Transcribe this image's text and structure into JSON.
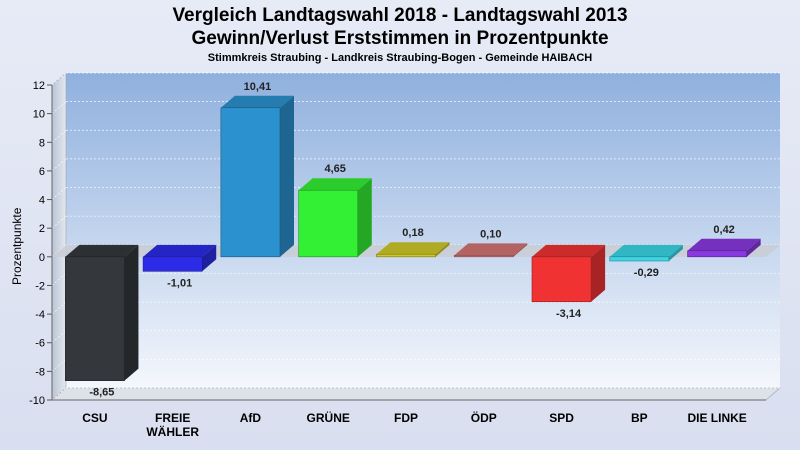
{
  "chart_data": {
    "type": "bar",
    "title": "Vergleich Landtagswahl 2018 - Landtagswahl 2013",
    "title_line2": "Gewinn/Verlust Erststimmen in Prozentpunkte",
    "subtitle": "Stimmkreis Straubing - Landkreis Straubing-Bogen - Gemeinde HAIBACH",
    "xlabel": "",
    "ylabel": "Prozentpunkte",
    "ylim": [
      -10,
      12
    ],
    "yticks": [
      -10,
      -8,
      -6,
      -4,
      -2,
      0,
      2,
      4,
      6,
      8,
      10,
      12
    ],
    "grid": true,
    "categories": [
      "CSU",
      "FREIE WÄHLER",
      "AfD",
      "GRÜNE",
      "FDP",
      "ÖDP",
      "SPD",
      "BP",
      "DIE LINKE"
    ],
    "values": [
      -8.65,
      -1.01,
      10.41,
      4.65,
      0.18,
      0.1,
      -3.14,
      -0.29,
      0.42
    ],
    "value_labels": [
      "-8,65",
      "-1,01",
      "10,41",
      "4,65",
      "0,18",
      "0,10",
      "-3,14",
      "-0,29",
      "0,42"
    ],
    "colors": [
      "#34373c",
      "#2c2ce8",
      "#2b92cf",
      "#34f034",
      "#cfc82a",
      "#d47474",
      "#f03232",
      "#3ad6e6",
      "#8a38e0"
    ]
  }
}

YOUR TASK —
Reproduce all the records verbatim, excluding images.

FINISHED EXERCISE —
Transcribe this image's text and structure into JSON.
{
  "chart_data": {
    "type": "bar",
    "title": "Vergleich Landtagswahl 2018 - Landtagswahl 2013",
    "title_line2": "Gewinn/Verlust Erststimmen in Prozentpunkte",
    "subtitle": "Stimmkreis Straubing - Landkreis Straubing-Bogen - Gemeinde HAIBACH",
    "xlabel": "",
    "ylabel": "Prozentpunkte",
    "ylim": [
      -10,
      12
    ],
    "yticks": [
      -10,
      -8,
      -6,
      -4,
      -2,
      0,
      2,
      4,
      6,
      8,
      10,
      12
    ],
    "grid": true,
    "categories": [
      "CSU",
      "FREIE WÄHLER",
      "AfD",
      "GRÜNE",
      "FDP",
      "ÖDP",
      "SPD",
      "BP",
      "DIE LINKE"
    ],
    "values": [
      -8.65,
      -1.01,
      10.41,
      4.65,
      0.18,
      0.1,
      -3.14,
      -0.29,
      0.42
    ],
    "value_labels": [
      "-8,65",
      "-1,01",
      "10,41",
      "4,65",
      "0,18",
      "0,10",
      "-3,14",
      "-0,29",
      "0,42"
    ],
    "colors": [
      "#34373c",
      "#2c2ce8",
      "#2b92cf",
      "#34f034",
      "#cfc82a",
      "#d47474",
      "#f03232",
      "#3ad6e6",
      "#8a38e0"
    ]
  }
}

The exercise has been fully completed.